■ TASK GOAL: Return all records exactly. Nothing may be added.

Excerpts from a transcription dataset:
=-=-=
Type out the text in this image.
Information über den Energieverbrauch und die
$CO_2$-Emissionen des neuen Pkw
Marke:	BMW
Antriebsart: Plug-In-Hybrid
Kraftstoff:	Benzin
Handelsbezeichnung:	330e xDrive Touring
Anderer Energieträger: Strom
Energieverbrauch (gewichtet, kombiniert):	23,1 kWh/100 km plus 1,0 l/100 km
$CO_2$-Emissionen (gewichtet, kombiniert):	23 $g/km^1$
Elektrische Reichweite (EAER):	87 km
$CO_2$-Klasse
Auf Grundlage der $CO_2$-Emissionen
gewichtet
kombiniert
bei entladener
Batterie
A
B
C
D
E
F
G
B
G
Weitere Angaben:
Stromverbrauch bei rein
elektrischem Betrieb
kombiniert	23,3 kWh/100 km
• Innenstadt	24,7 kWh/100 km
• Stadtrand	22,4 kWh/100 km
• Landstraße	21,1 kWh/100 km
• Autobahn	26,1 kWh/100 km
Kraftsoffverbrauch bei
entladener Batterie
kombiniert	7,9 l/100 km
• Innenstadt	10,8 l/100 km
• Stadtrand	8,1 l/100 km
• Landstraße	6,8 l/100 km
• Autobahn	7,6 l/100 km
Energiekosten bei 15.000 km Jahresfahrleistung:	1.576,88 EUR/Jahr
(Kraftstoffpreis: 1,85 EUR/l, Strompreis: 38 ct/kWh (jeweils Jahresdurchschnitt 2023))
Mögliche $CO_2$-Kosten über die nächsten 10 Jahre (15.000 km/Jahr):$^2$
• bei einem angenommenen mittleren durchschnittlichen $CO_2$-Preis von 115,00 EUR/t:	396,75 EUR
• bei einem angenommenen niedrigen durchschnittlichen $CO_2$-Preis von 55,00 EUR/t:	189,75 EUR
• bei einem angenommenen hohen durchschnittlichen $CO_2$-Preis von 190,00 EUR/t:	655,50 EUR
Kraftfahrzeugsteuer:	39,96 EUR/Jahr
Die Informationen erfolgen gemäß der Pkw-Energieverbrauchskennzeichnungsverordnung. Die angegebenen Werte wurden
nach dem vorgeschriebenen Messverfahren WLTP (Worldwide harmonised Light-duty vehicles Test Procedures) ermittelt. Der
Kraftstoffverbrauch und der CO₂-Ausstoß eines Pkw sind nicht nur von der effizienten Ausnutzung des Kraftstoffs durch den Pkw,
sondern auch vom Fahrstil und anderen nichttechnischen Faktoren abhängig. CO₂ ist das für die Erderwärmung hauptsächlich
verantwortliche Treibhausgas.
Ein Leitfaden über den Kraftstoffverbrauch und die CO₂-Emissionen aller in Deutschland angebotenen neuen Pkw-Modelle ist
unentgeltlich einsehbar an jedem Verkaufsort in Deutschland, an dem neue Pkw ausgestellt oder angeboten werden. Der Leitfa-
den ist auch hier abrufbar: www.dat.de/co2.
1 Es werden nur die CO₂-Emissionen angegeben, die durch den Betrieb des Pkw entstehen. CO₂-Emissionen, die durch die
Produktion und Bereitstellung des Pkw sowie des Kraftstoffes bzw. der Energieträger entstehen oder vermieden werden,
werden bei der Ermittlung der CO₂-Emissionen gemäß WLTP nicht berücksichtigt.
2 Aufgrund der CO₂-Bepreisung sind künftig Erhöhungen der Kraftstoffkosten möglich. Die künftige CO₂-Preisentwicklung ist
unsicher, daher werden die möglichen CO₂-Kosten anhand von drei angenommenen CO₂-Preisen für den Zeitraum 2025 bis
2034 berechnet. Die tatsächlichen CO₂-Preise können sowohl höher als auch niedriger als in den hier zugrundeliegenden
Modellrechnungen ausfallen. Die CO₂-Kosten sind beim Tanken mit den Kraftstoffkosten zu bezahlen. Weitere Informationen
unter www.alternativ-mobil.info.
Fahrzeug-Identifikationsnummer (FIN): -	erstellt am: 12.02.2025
=-=-=
■ RESPONSE:
Type out the text in this image.
Information über den Energieverbrauch und die
$CO_2$-Emissionen des neuen Pkw
Marke:	BMW
Antriebsart: Plug-In-Hybrid
Kraftstoff:	Benzin
Handelsbezeichnung:	330e xDrive Touring
Anderer Energieträger: Strom
Energieverbrauch (gewichtet, kombiniert):	23,1 kWh/100 km plus 1,0 l/100 km
$CO_2$-Emissionen (gewichtet, kombiniert):	23 $g/km^1$
Elektrische Reichweite (EAER):	87 km
$CO_2$-Klasse
Auf Grundlage der $CO_2$-Emissionen
gewichtet
kombiniert
bei entladener
Batterie
A
B
C
D
E
F
G
B
G
Weitere Angaben:
Stromverbrauch bei rein
elektrischem Betrieb
kombiniert	23,3 kWh/100 km
• Innenstadt	24,7 kWh/100 km
• Stadtrand	22,4 kWh/100 km
• Landstraße	21,1 kWh/100 km
• Autobahn	26,1 kWh/100 km
Kraftsoffverbrauch bei
entladener Batterie
kombiniert	7,9 l/100 km
• Innenstadt	10,8 l/100 km
• Stadtrand	8,1 l/100 km
• Landstraße	6,8 l/100 km
• Autobahn	7,6 l/100 km
Energiekosten bei 15.000 km Jahresfahrleistung:	1.576,88 EUR/Jahr
(Kraftstoffpreis: 1,85 EUR/l, Strompreis: 38 ct/kWh (jeweils Jahresdurchschnitt 2023))
Mögliche $CO_2$-Kosten über die nächsten 10 Jahre (15.000 km/Jahr):$^2$
• bei einem angenommenen mittleren durchschnittlichen $CO_2$-Preis von 115,00 EUR/t:	396,75 EUR
• bei einem angenommenen niedrigen durchschnittlichen $CO_2$-Preis von 55,00 EUR/t:	189,75 EUR
• bei einem angenommenen hohen durchschnittlichen $CO_2$-Preis von 190,00 EUR/t:	655,50 EUR
Kraftfahrzeugsteuer:	39,96 EUR/Jahr
Die Informationen erfolgen gemäß der Pkw-Energieverbrauchskennzeichnungsverordnung. Die angegebenen Werte wurden
nach dem vorgeschriebenen Messverfahren WLTP (Worldwide harmonised Light-duty vehicles Test Procedures) ermittelt. Der
Kraftstoffverbrauch und der CO₂-Ausstoß eines Pkw sind nicht nur von der effizienten Ausnutzung des Kraftstoffs durch den Pkw,
sondern auch vom Fahrstil und anderen nichttechnischen Faktoren abhängig. CO₂ ist das für die Erderwärmung hauptsächlich
verantwortliche Treibhausgas.
Ein Leitfaden über den Kraftstoffverbrauch und die CO₂-Emissionen aller in Deutschland angebotenen neuen Pkw-Modelle ist
unentgeltlich einsehbar an jedem Verkaufsort in Deutschland, an dem neue Pkw ausgestellt oder angeboten werden. Der Leitfa-
den ist auch hier abrufbar: www.dat.de/co2.
1 Es werden nur die CO₂-Emissionen angegeben, die durch den Betrieb des Pkw entstehen. CO₂-Emissionen, die durch die
Produktion und Bereitstellung des Pkw sowie des Kraftstoffes bzw. der Energieträger entstehen oder vermieden werden,
werden bei der Ermittlung der CO₂-Emissionen gemäß WLTP nicht berücksichtigt.
2 Aufgrund der CO₂-Bepreisung sind künftig Erhöhungen der Kraftstoffkosten möglich. Die künftige CO₂-Preisentwicklung ist
unsicher, daher werden die möglichen CO₂-Kosten anhand von drei angenommenen CO₂-Preisen für den Zeitraum 2025 bis
2034 berechnet. Die tatsächlichen CO₂-Preise können sowohl höher als auch niedriger als in den hier zugrundeliegenden
Modellrechnungen ausfallen. Die CO₂-Kosten sind beim Tanken mit den Kraftstoffkosten zu bezahlen. Weitere Informationen
unter www.alternativ-mobil.info.
Fahrzeug-Identifikationsnummer (FIN): -	erstellt am: 12.02.2025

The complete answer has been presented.